:: REQUIREMENT ::
Where a line below holds the string "image", copy that line.

Records excerpted from a collection:
#####

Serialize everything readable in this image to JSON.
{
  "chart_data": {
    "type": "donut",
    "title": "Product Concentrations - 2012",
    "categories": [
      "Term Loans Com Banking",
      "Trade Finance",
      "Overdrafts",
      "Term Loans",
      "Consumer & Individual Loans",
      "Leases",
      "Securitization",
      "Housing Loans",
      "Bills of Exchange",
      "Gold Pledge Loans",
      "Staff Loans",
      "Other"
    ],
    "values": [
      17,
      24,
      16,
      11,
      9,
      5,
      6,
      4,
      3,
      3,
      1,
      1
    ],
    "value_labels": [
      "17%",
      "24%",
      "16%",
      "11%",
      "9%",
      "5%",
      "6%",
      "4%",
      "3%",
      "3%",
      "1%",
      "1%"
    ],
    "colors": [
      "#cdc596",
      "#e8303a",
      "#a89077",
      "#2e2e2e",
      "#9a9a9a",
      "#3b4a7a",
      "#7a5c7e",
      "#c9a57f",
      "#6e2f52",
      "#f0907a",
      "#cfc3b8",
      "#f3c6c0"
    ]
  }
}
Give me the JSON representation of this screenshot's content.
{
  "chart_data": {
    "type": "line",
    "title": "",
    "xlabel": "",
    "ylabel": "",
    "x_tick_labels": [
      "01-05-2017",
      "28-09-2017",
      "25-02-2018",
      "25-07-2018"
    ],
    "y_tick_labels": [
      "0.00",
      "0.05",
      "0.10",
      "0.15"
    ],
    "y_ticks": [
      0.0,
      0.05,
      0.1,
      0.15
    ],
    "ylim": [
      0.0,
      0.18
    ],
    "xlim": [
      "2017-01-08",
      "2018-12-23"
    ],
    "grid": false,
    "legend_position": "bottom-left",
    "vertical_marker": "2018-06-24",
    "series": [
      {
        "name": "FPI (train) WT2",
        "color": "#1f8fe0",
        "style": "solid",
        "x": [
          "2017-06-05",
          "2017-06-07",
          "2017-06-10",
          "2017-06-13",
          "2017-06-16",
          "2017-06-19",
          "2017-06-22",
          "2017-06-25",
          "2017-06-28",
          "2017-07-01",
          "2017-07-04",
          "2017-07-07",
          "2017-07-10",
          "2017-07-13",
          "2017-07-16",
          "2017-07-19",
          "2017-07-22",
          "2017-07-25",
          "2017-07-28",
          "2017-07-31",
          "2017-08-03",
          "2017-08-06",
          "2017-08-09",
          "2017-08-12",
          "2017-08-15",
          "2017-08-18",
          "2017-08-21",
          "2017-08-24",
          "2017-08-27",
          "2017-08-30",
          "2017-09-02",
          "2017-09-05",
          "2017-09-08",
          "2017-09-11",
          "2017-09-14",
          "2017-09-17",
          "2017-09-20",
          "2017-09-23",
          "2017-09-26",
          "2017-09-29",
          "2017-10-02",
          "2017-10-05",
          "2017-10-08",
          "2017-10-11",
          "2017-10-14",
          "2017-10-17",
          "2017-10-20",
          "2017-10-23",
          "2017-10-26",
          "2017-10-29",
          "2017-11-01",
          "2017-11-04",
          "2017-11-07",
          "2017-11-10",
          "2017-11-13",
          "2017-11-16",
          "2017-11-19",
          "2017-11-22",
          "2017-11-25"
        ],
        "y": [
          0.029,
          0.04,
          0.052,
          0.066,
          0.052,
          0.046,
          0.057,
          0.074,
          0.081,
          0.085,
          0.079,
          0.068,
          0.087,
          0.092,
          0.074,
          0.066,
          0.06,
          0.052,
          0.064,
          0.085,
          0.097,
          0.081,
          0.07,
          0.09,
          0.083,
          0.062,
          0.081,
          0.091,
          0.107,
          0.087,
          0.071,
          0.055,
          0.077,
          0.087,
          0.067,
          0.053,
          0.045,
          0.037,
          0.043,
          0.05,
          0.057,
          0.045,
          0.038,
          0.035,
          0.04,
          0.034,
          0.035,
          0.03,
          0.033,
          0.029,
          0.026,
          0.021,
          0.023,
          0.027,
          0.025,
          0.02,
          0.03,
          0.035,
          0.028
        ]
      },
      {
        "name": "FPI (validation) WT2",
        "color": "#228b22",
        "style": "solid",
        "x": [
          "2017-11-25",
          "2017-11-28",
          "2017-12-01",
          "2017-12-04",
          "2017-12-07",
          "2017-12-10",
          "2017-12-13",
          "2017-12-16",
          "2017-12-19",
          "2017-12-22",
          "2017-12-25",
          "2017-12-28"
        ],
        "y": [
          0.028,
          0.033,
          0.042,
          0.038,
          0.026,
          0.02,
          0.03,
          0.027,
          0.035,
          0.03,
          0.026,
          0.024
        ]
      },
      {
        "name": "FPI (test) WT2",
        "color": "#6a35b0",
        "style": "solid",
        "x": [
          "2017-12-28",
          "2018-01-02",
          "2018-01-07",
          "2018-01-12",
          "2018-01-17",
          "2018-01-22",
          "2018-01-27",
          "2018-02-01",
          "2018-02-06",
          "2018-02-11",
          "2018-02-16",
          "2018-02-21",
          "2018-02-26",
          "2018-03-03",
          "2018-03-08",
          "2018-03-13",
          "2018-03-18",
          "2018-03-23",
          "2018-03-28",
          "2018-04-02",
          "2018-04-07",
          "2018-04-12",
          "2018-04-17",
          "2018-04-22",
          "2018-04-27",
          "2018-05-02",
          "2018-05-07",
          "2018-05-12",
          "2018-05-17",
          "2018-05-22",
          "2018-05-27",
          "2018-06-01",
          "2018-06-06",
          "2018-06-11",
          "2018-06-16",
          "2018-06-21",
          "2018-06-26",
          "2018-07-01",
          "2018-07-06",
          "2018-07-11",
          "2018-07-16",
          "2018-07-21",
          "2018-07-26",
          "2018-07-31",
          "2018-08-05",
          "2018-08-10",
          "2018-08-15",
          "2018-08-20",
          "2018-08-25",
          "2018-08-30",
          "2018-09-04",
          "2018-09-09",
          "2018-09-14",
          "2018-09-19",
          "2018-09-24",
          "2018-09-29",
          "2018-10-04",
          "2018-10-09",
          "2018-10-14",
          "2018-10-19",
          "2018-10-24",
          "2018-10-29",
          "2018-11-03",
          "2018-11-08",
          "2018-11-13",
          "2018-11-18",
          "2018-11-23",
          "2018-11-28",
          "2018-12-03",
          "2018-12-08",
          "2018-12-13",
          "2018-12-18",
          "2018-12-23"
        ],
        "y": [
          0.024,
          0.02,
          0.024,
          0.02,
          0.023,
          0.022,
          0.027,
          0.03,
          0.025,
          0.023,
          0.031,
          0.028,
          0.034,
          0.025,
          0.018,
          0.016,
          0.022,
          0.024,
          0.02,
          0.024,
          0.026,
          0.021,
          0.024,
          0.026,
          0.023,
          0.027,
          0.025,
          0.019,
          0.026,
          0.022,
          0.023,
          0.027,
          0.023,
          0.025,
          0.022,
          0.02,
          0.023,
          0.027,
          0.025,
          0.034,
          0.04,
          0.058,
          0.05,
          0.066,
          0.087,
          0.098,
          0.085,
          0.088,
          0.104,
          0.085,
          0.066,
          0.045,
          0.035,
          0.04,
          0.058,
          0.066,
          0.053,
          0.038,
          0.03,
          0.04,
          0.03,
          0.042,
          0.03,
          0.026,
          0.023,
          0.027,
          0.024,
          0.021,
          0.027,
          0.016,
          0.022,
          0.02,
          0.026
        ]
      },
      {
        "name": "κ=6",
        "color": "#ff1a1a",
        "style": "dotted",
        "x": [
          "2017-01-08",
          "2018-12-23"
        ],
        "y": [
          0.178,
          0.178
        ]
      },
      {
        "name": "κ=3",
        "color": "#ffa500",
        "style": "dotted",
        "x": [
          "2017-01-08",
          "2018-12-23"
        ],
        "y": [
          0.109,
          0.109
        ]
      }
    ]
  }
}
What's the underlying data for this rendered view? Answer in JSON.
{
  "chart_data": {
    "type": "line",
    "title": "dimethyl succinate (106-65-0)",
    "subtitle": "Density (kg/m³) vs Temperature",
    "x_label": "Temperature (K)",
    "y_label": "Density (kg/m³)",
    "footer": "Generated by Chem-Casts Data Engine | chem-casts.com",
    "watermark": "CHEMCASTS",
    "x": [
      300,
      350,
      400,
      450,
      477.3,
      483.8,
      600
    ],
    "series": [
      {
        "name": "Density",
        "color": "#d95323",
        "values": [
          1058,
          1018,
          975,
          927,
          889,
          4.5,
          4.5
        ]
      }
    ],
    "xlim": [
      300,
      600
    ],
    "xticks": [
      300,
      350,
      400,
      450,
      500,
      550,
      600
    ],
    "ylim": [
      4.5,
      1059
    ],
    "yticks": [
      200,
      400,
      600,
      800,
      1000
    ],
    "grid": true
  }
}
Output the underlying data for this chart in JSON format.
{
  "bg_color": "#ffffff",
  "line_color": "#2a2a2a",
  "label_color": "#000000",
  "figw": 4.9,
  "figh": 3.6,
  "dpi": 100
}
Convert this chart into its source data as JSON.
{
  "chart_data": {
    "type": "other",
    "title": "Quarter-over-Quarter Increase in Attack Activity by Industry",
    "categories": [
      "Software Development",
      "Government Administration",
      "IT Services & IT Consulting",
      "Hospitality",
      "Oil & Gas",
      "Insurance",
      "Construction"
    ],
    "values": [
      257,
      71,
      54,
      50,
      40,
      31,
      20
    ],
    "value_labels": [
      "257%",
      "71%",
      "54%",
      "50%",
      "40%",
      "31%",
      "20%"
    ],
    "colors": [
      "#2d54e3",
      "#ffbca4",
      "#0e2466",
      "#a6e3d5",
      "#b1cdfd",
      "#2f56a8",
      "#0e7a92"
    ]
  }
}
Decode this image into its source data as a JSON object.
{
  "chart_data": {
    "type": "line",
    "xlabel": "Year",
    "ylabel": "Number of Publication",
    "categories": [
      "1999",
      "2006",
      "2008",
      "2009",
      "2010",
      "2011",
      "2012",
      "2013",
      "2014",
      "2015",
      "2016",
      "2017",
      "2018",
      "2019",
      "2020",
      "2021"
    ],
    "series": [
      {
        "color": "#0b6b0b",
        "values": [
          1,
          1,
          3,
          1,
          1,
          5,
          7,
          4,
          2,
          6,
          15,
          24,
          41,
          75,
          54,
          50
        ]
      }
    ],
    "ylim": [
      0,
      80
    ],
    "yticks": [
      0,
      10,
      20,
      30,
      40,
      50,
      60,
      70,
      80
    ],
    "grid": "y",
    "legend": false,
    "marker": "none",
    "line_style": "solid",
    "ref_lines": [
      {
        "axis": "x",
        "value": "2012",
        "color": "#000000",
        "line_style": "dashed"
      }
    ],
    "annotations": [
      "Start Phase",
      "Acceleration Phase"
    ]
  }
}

#####

:: FINISHED EXERCISE ::
Serialize everything readable in this image to JSON.
Decode this image into its source data as a JSON object.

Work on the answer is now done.